++++ Record list ++++

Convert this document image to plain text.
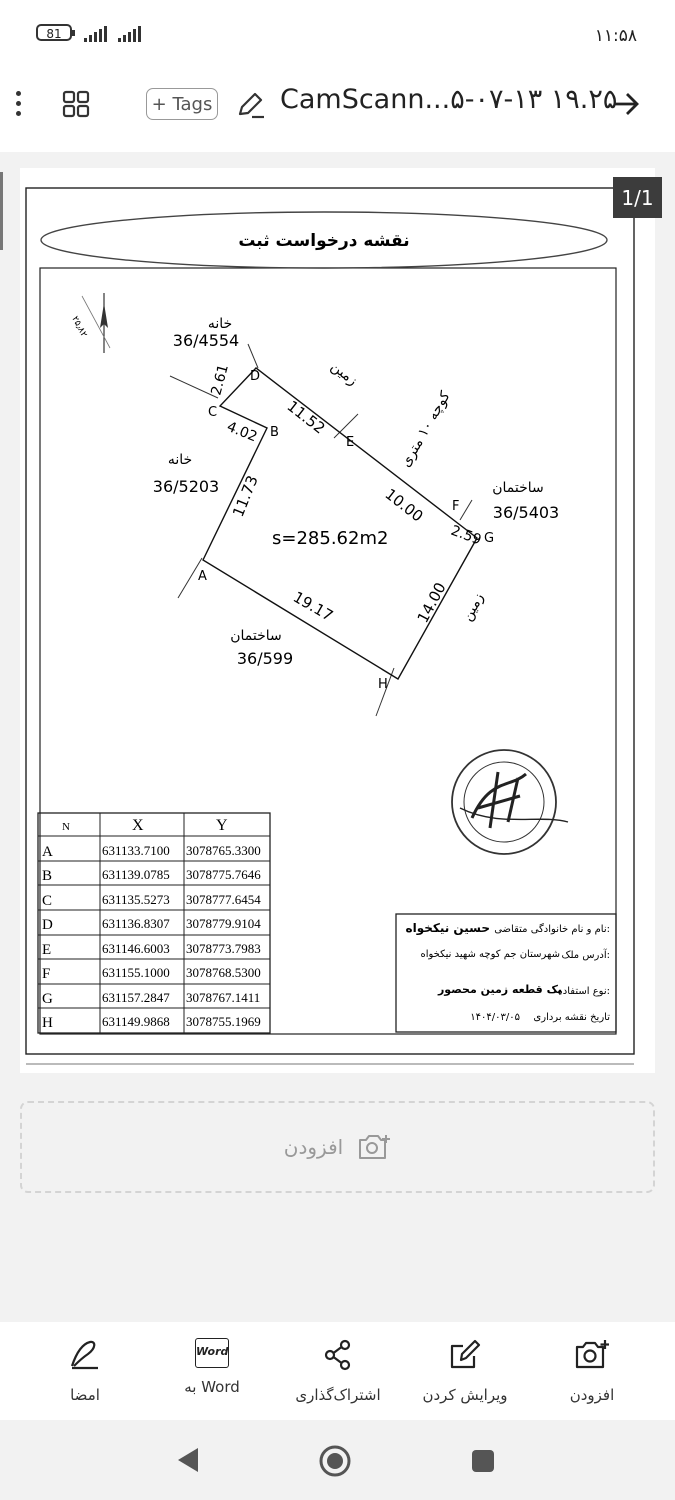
81	۱۱:۵۸
+ Tags	CamScann...۵-۰۷-۱۳ ۱۹.۲۵
نقشه درخواست ثبت
۲۵٫۸۲
A
B
C
D
E
F
G
H
2.61
4.02 11.52
10.00
2.59
14.00
19.17
11.73
s=285.62m2
خانه
36/4554
خانه
36/5203	ساختمان
36/5403
ساختمان
36/599
زمین
زمین
کوچه ۱۰ متری
N	X	Y
A	631133.7100 3078765.3300
B	631139.0785 3078775.7646
C	631135.5273 3078777.6454
D	631136.8307 3078779.9104
E	631146.6003 3078773.7983
F	631155.1000 3078768.5300
G	631157.2847 3078767.1411
H	631149.9868 3078755.1969
نام و نام خانوادگی متقاضی:
حسین نیکخواه
آدرس ملک:
شهرستان جم کوچه شهید نیکخواه
نوع استفاده:
یک قطعه زمین محصور
تاریخ نقشه برداری
۱۴۰۴/۰۳/۰۵
1/1
افزودن
امضا
Word
به Word	اشتراک‌گذاری	ویرایش کردن	افزودن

++++

## What you should do:
Restate the data above exactly, stripping out each image.

## Written response:
Convert this document image to plain text.
81	۱۱:۵۸
+ Tags	CamScann...۵-۰۷-۱۳ ۱۹.۲۵
نقشه درخواست ثبت
۲۵٫۸۲
A
B
C
D
E
F
G
H
2.61
4.02 11.52
10.00
2.59
14.00
19.17
11.73
s=285.62m2
خانه
36/4554
خانه
36/5203	ساختمان
36/5403
ساختمان
36/599
زمین
زمین
کوچه ۱۰ متری
N	X	Y
A	631133.7100 3078765.3300
B	631139.0785 3078775.7646
C	631135.5273 3078777.6454
D	631136.8307 3078779.9104
E	631146.6003 3078773.7983
F	631155.1000 3078768.5300
G	631157.2847 3078767.1411
H	631149.9868 3078755.1969
نام و نام خانوادگی متقاضی:
حسین نیکخواه
آدرس ملک:
شهرستان جم کوچه شهید نیکخواه
نوع استفاده:
یک قطعه زمین محصور
تاریخ نقشه برداری
۱۴۰۴/۰۳/۰۵
1/1
افزودن
امضا
Word
به Word	اشتراک‌گذاری	ویرایش کردن	افزودن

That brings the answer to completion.